> Texte du document
* * * * * * *

Tandis que pour Herman, le brisé s’apparente au gruppetto actuel :

 


	Herman, 1860, p. 20.

Herman, 1860, p. 20.

 

Mais chez Bergerre, le brisé, représenté par ce même signe de gruppetto, peut désigner, selon son placement sur la partition, trois petites notes à exécuter avant la note principale :

 


	Bergerre, 1839, p. 54.

Bergerre, 1839, p. 54.

 

L’expression port de voix, ou sa variante italienne portamento est également couramment utilisée pour désigner les petites notes17. En voici deux exemples parmi beaucoup :

 


	Bedard, c. 1798-1799, p. 8.

Bedard, c. 1798-1799, p. 8.

 

« La petite Note que l’on nomme aussi Note d’agrément ou port de voix se désigne par une Note plus petite que les autres, elle n’a aucune valeur et n’altère point la mesure. » (Dupierge, 1822, p. 26)

 

Cet emploi est sensiblement différent du sens de l’expression port de voix aujourd’hui, qui désigne un glissando plus ou moins accentué entre deux notes, pratique d’ailleurs très peu employée de nos jours, au regard de sa popularité au XIXe siècle, dont les présentes méthodes témoignent.

* * * * * * *

> Consigne 1
Relevez, s'il vous plaît, tous les auteurs cités dans le texte sur les petites notes, chacun avec l'année qui lui est associée.
> Consigne 2
Recopiez à l'identique le passage du texte sur les petites notes qui va de « L’expression port de voix, ou » jusqu'à « (Dupierge, 1822, p. 26) » inclus.

> Données fournies
* * * * * * *

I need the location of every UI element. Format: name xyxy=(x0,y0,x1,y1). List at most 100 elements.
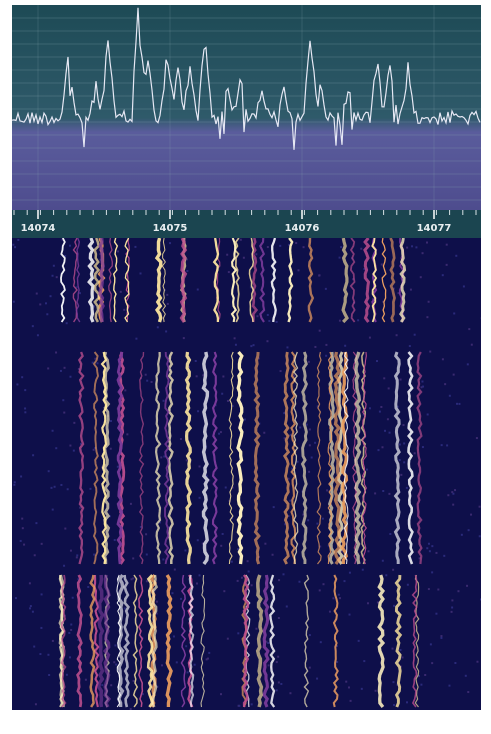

* * * * * * *

> Réponse 1
- Herman, 1860
- Bergerre, 1839
- Bedard, c. 1798-1799
- Dupierge, 1822

> Réponse 2
L’expression port de voix, ou sa variante italienne portamento est également couramment utilisée pour désigner les petites notes17. En voici deux exemples parmi beaucoup :

 


	Bedard, c. 1798-1799, p. 8.

Bedard, c. 1798-1799, p. 8.

 

« La petite Note que l’on nomme aussi Note d’agrément ou port de voix se désigne par une Note plus petite que les autres, elle n’a aucune valeur et n’altère point la mesure. » (Dupierge, 1822, p. 26)